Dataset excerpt
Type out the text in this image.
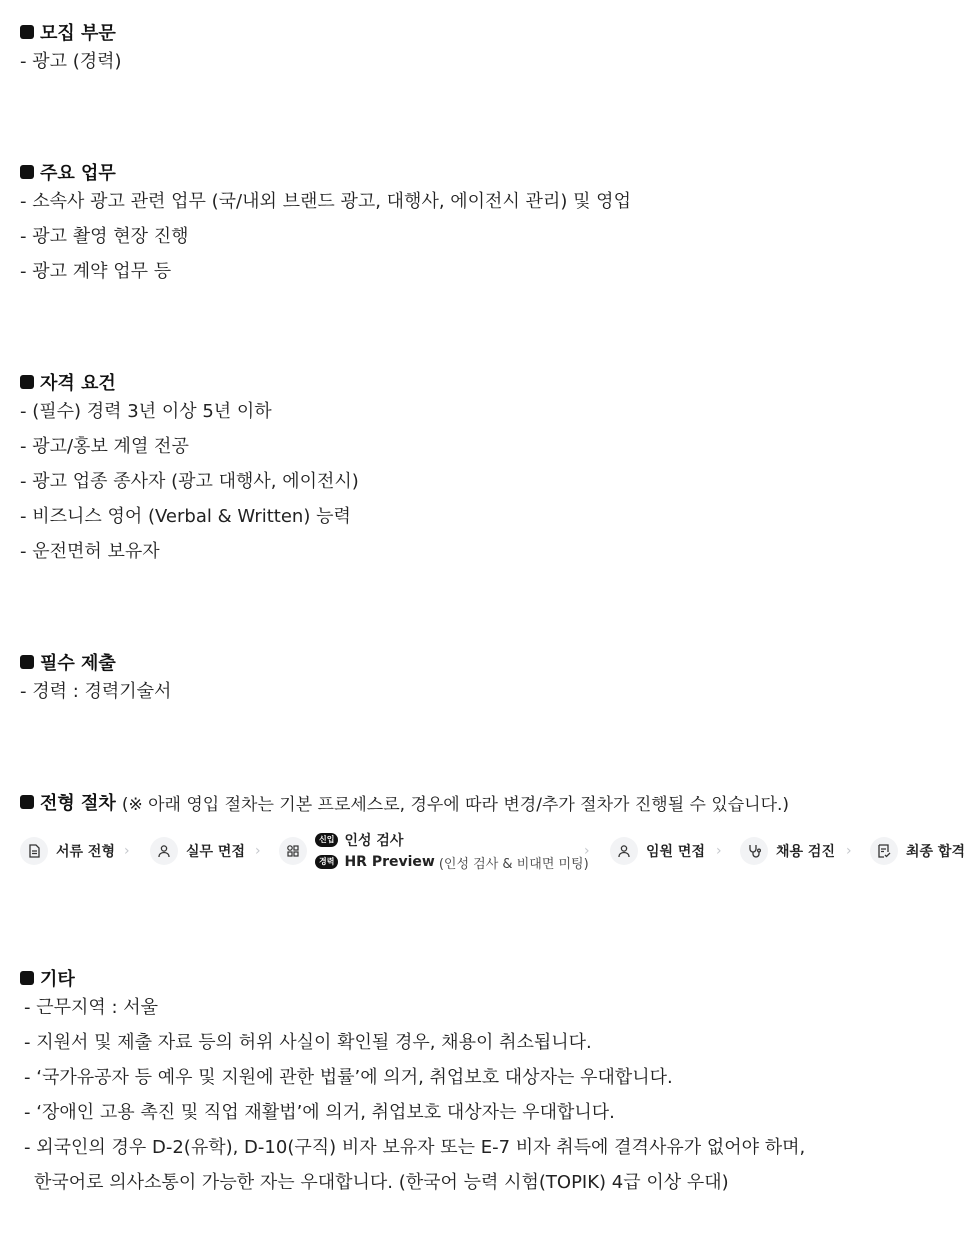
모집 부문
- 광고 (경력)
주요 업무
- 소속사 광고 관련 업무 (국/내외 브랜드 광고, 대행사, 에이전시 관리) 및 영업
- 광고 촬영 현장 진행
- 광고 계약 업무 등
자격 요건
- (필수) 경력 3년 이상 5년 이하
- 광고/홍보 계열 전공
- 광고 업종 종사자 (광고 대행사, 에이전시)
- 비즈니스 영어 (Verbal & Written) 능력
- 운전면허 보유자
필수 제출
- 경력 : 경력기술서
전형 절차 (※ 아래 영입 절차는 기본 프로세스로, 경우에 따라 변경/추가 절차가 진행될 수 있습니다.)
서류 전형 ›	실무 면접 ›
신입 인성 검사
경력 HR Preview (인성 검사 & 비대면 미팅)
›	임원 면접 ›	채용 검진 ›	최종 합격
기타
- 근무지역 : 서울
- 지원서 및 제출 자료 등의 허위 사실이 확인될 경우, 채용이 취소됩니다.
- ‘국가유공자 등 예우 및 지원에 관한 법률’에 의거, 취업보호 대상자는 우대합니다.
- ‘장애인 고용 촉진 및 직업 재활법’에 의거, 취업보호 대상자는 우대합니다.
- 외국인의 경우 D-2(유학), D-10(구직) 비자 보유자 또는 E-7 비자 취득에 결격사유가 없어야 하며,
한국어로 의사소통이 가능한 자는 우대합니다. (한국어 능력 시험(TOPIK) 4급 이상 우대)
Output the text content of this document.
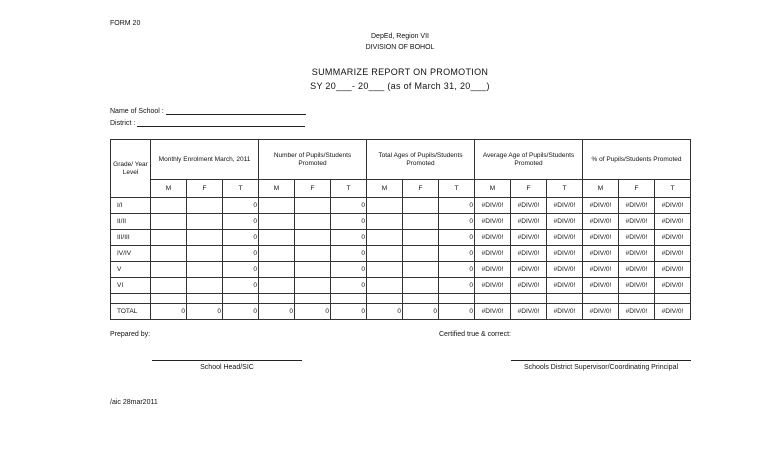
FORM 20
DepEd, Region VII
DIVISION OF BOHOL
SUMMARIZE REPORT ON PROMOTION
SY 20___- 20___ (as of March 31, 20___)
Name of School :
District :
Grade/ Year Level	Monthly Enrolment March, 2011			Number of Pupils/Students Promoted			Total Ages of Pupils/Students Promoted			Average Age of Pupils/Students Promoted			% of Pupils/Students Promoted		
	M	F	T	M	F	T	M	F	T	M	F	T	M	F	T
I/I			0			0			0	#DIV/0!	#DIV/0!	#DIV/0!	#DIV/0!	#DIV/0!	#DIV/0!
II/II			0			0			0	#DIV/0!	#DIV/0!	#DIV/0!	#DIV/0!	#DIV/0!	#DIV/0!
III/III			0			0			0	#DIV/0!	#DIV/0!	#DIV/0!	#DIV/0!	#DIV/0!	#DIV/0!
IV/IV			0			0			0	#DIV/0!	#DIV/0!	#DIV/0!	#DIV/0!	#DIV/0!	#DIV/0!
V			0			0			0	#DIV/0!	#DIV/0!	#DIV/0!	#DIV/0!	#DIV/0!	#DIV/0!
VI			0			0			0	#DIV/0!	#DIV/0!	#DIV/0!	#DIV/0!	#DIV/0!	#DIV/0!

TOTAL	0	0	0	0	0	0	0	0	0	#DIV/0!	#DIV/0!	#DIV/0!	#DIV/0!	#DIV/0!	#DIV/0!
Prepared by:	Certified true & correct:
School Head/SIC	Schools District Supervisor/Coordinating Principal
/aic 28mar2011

[Instructions to follow]: Return all of the data exactly as written, and drop the pictures.

[Result below]:
Type out the text in this image.
모집 부문
- 광고 (경력)
주요 업무
- 소속사 광고 관련 업무 (국/내외 브랜드 광고, 대행사, 에이전시 관리) 및 영업
- 광고 촬영 현장 진행
- 광고 계약 업무 등
자격 요건
- (필수) 경력 3년 이상 5년 이하
- 광고/홍보 계열 전공
- 광고 업종 종사자 (광고 대행사, 에이전시)
- 비즈니스 영어 (Verbal & Written) 능력
- 운전면허 보유자
필수 제출
- 경력 : 경력기술서
전형 절차 (※ 아래 영입 절차는 기본 프로세스로, 경우에 따라 변경/추가 절차가 진행될 수 있습니다.)
서류 전형 ›	실무 면접 ›
신입 인성 검사
경력 HR Preview (인성 검사 & 비대면 미팅)
›	임원 면접 ›	채용 검진 ›	최종 합격
기타
- 근무지역 : 서울
- 지원서 및 제출 자료 등의 허위 사실이 확인될 경우, 채용이 취소됩니다.
- ‘국가유공자 등 예우 및 지원에 관한 법률’에 의거, 취업보호 대상자는 우대합니다.
- ‘장애인 고용 촉진 및 직업 재활법’에 의거, 취업보호 대상자는 우대합니다.
- 외국인의 경우 D-2(유학), D-10(구직) 비자 보유자 또는 E-7 비자 취득에 결격사유가 없어야 하며,
한국어로 의사소통이 가능한 자는 우대합니다. (한국어 능력 시험(TOPIK) 4급 이상 우대)
Output the text content of this document.
FORM 20
DepEd, Region VII
DIVISION OF BOHOL
SUMMARIZE REPORT ON PROMOTION
SY 20___- 20___ (as of March 31, 20___)
Name of School :
District :
Grade/ Year Level	Monthly Enrolment March, 2011			Number of Pupils/Students Promoted			Total Ages of Pupils/Students Promoted			Average Age of Pupils/Students Promoted			% of Pupils/Students Promoted		
	M	F	T	M	F	T	M	F	T	M	F	T	M	F	T
I/I			0			0			0	#DIV/0!	#DIV/0!	#DIV/0!	#DIV/0!	#DIV/0!	#DIV/0!
II/II			0			0			0	#DIV/0!	#DIV/0!	#DIV/0!	#DIV/0!	#DIV/0!	#DIV/0!
III/III			0			0			0	#DIV/0!	#DIV/0!	#DIV/0!	#DIV/0!	#DIV/0!	#DIV/0!
IV/IV			0			0			0	#DIV/0!	#DIV/0!	#DIV/0!	#DIV/0!	#DIV/0!	#DIV/0!
V			0			0			0	#DIV/0!	#DIV/0!	#DIV/0!	#DIV/0!	#DIV/0!	#DIV/0!
VI			0			0			0	#DIV/0!	#DIV/0!	#DIV/0!	#DIV/0!	#DIV/0!	#DIV/0!

TOTAL	0	0	0	0	0	0	0	0	0	#DIV/0!	#DIV/0!	#DIV/0!	#DIV/0!	#DIV/0!	#DIV/0!
Prepared by:	Certified true & correct:
School Head/SIC	Schools District Supervisor/Coordinating Principal
/aic 28mar2011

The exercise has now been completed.